*Exercise description*
Retype each record below word for word. Leave the pictures out.

[START OF Entries supplied]

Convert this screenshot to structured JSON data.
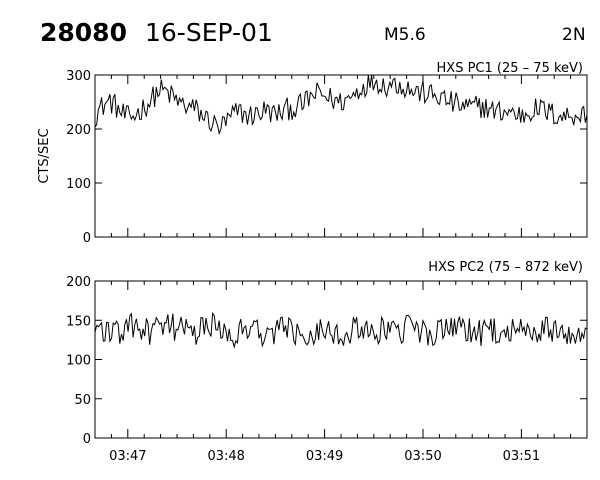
{
  "header": {
    "event_id": "28080",
    "date": "16-SEP-01",
    "flare_class": "M5.6",
    "location": "2N"
  },
  "chart_data": [
    {
      "type": "line",
      "title": "HXS PC1 (25 – 75 keV)",
      "ylabel": "CTS/SEC",
      "xlabel": "",
      "xlim": [
        "03:46:40",
        "03:51:40"
      ],
      "ylim": [
        0,
        300
      ],
      "yticks": [
        0,
        100,
        200,
        300
      ],
      "xticks": [
        "03:47",
        "03:48",
        "03:49",
        "03:50",
        "03:51"
      ],
      "grid": false,
      "series": [
        {
          "values": [
            225,
            238,
            246,
            252,
            244,
            232,
            224,
            220,
            226,
            233,
            242,
            250,
            262,
            272,
            270,
            264,
            256,
            248,
            244,
            240,
            238,
            230,
            222,
            216,
            208,
            203,
            208,
            218,
            228,
            232,
            228,
            224,
            226,
            230,
            234,
            232,
            228,
            228,
            232,
            238,
            238,
            242,
            246,
            256,
            262,
            266,
            262,
            258,
            254,
            250,
            252,
            256,
            264,
            272,
            280,
            286,
            290,
            288,
            282,
            282,
            284,
            284,
            279,
            276,
            270,
            268,
            268,
            264,
            262,
            260,
            256,
            252,
            248,
            245,
            242,
            240,
            240,
            242,
            242,
            238,
            234,
            232,
            232,
            233,
            230,
            226,
            226,
            230,
            236,
            237,
            236,
            232,
            228,
            226,
            224,
            224,
            226,
            228,
            226,
            226
          ]
        }
      ]
    },
    {
      "type": "line",
      "title": "HXS PC2 (75 – 872 keV)",
      "ylabel": "",
      "xlabel": "",
      "xlim": [
        "03:46:40",
        "03:51:40"
      ],
      "ylim": [
        0,
        200
      ],
      "yticks": [
        0,
        50,
        100,
        150,
        200
      ],
      "xticks": [
        "03:47",
        "03:48",
        "03:49",
        "03:50",
        "03:51"
      ],
      "grid": false,
      "series": [
        {
          "values": [
            138,
            140,
            138,
            135,
            132,
            135,
            138,
            140,
            142,
            140,
            136,
            134,
            136,
            138,
            140,
            142,
            141,
            138,
            136,
            135,
            134,
            136,
            138,
            141,
            143,
            140,
            137,
            135,
            134,
            136,
            138,
            140,
            138,
            136,
            134,
            135,
            137,
            139,
            140,
            138,
            136,
            134,
            133,
            134,
            136,
            138,
            140,
            139,
            137,
            135,
            134,
            134,
            136,
            138,
            140,
            141,
            139,
            137,
            135,
            134,
            133,
            135,
            137,
            139,
            140,
            139,
            137,
            135,
            133,
            133,
            134,
            136,
            138,
            139,
            140,
            138,
            136,
            134,
            132,
            133,
            135,
            137,
            138,
            139,
            137,
            135,
            133,
            132,
            134,
            136,
            138,
            139,
            138,
            136,
            134,
            133,
            134,
            136,
            138,
            139
          ]
        }
      ]
    }
  ]
}
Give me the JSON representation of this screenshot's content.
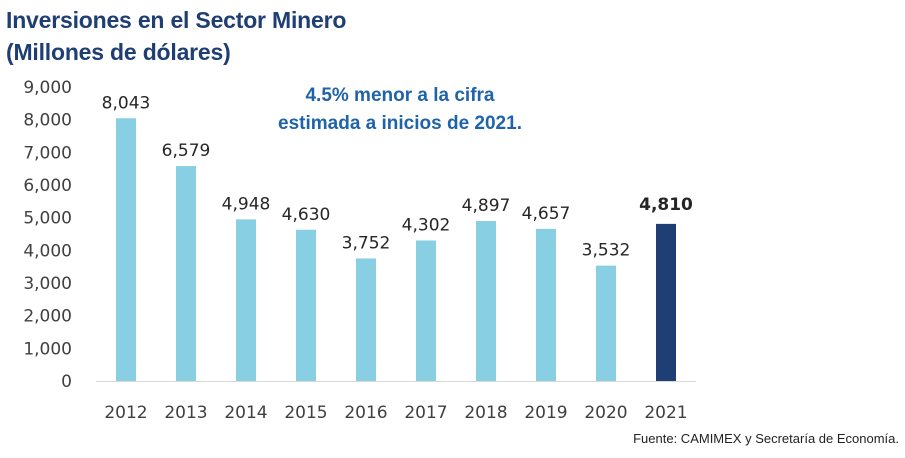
{
  "chart_data": {
    "type": "bar",
    "title": [
      "Inversiones en el Sector Minero",
      "(Millones de dólares)"
    ],
    "categories": [
      "2012",
      "2013",
      "2014",
      "2015",
      "2016",
      "2017",
      "2018",
      "2019",
      "2020",
      "2021"
    ],
    "values": [
      8043,
      6579,
      4948,
      4630,
      3752,
      4302,
      4897,
      4657,
      3532,
      4810
    ],
    "value_labels": [
      "8,043",
      "6,579",
      "4,948",
      "4,630",
      "3,752",
      "4,302",
      "4,897",
      "4,657",
      "3,532",
      "4,810"
    ],
    "ylim": [
      0,
      9000
    ],
    "yticks": [
      0,
      1000,
      2000,
      3000,
      4000,
      5000,
      6000,
      7000,
      8000,
      9000
    ],
    "ytick_labels": [
      "0",
      "1,000",
      "2,000",
      "3,000",
      "4,000",
      "5,000",
      "6,000",
      "7,000",
      "8,000",
      "9,000"
    ],
    "grid": false,
    "highlight_index": 9,
    "annotation": [
      "4.5% menor a la cifra",
      "estimada a inicios de 2021."
    ]
  },
  "colors": {
    "title": "#1f3f74",
    "bar": "#89cfe3",
    "highlight_bar": "#1f3f74",
    "highlight_label": "#1479c4",
    "annotation": "#1f63a8",
    "axis": "#d9d9d9"
  },
  "source": "Fuente: CAMIMEX y Secretaría de Economía."
}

[END OF Entries supplied]

*Exercise output*
Convert this screenshot to structured JSON data.
{
  "header": {
    "event_id": "28080",
    "date": "16-SEP-01",
    "flare_class": "M5.6",
    "location": "2N"
  },
  "chart_data": [
    {
      "type": "line",
      "title": "HXS PC1 (25 – 75 keV)",
      "ylabel": "CTS/SEC",
      "xlabel": "",
      "xlim": [
        "03:46:40",
        "03:51:40"
      ],
      "ylim": [
        0,
        300
      ],
      "yticks": [
        0,
        100,
        200,
        300
      ],
      "xticks": [
        "03:47",
        "03:48",
        "03:49",
        "03:50",
        "03:51"
      ],
      "grid": false,
      "series": [
        {
          "values": [
            225,
            238,
            246,
            252,
            244,
            232,
            224,
            220,
            226,
            233,
            242,
            250,
            262,
            272,
            270,
            264,
            256,
            248,
            244,
            240,
            238,
            230,
            222,
            216,
            208,
            203,
            208,
            218,
            228,
            232,
            228,
            224,
            226,
            230,
            234,
            232,
            228,
            228,
            232,
            238,
            238,
            242,
            246,
            256,
            262,
            266,
            262,
            258,
            254,
            250,
            252,
            256,
            264,
            272,
            280,
            286,
            290,
            288,
            282,
            282,
            284,
            284,
            279,
            276,
            270,
            268,
            268,
            264,
            262,
            260,
            256,
            252,
            248,
            245,
            242,
            240,
            240,
            242,
            242,
            238,
            234,
            232,
            232,
            233,
            230,
            226,
            226,
            230,
            236,
            237,
            236,
            232,
            228,
            226,
            224,
            224,
            226,
            228,
            226,
            226
          ]
        }
      ]
    },
    {
      "type": "line",
      "title": "HXS PC2 (75 – 872 keV)",
      "ylabel": "",
      "xlabel": "",
      "xlim": [
        "03:46:40",
        "03:51:40"
      ],
      "ylim": [
        0,
        200
      ],
      "yticks": [
        0,
        50,
        100,
        150,
        200
      ],
      "xticks": [
        "03:47",
        "03:48",
        "03:49",
        "03:50",
        "03:51"
      ],
      "grid": false,
      "series": [
        {
          "values": [
            138,
            140,
            138,
            135,
            132,
            135,
            138,
            140,
            142,
            140,
            136,
            134,
            136,
            138,
            140,
            142,
            141,
            138,
            136,
            135,
            134,
            136,
            138,
            141,
            143,
            140,
            137,
            135,
            134,
            136,
            138,
            140,
            138,
            136,
            134,
            135,
            137,
            139,
            140,
            138,
            136,
            134,
            133,
            134,
            136,
            138,
            140,
            139,
            137,
            135,
            134,
            134,
            136,
            138,
            140,
            141,
            139,
            137,
            135,
            134,
            133,
            135,
            137,
            139,
            140,
            139,
            137,
            135,
            133,
            133,
            134,
            136,
            138,
            139,
            140,
            138,
            136,
            134,
            132,
            133,
            135,
            137,
            138,
            139,
            137,
            135,
            133,
            132,
            134,
            136,
            138,
            139,
            138,
            136,
            134,
            133,
            134,
            136,
            138,
            139
          ]
        }
      ]
    }
  ]
}
Give me the JSON representation of this screenshot's content.
{
  "chart_data": {
    "type": "bar",
    "title": [
      "Inversiones en el Sector Minero",
      "(Millones de dólares)"
    ],
    "categories": [
      "2012",
      "2013",
      "2014",
      "2015",
      "2016",
      "2017",
      "2018",
      "2019",
      "2020",
      "2021"
    ],
    "values": [
      8043,
      6579,
      4948,
      4630,
      3752,
      4302,
      4897,
      4657,
      3532,
      4810
    ],
    "value_labels": [
      "8,043",
      "6,579",
      "4,948",
      "4,630",
      "3,752",
      "4,302",
      "4,897",
      "4,657",
      "3,532",
      "4,810"
    ],
    "ylim": [
      0,
      9000
    ],
    "yticks": [
      0,
      1000,
      2000,
      3000,
      4000,
      5000,
      6000,
      7000,
      8000,
      9000
    ],
    "ytick_labels": [
      "0",
      "1,000",
      "2,000",
      "3,000",
      "4,000",
      "5,000",
      "6,000",
      "7,000",
      "8,000",
      "9,000"
    ],
    "grid": false,
    "highlight_index": 9,
    "annotation": [
      "4.5% menor a la cifra",
      "estimada a inicios de 2021."
    ]
  },
  "colors": {
    "title": "#1f3f74",
    "bar": "#89cfe3",
    "highlight_bar": "#1f3f74",
    "highlight_label": "#1479c4",
    "annotation": "#1f63a8",
    "axis": "#d9d9d9"
  },
  "source": "Fuente: CAMIMEX y Secretaría de Economía."
}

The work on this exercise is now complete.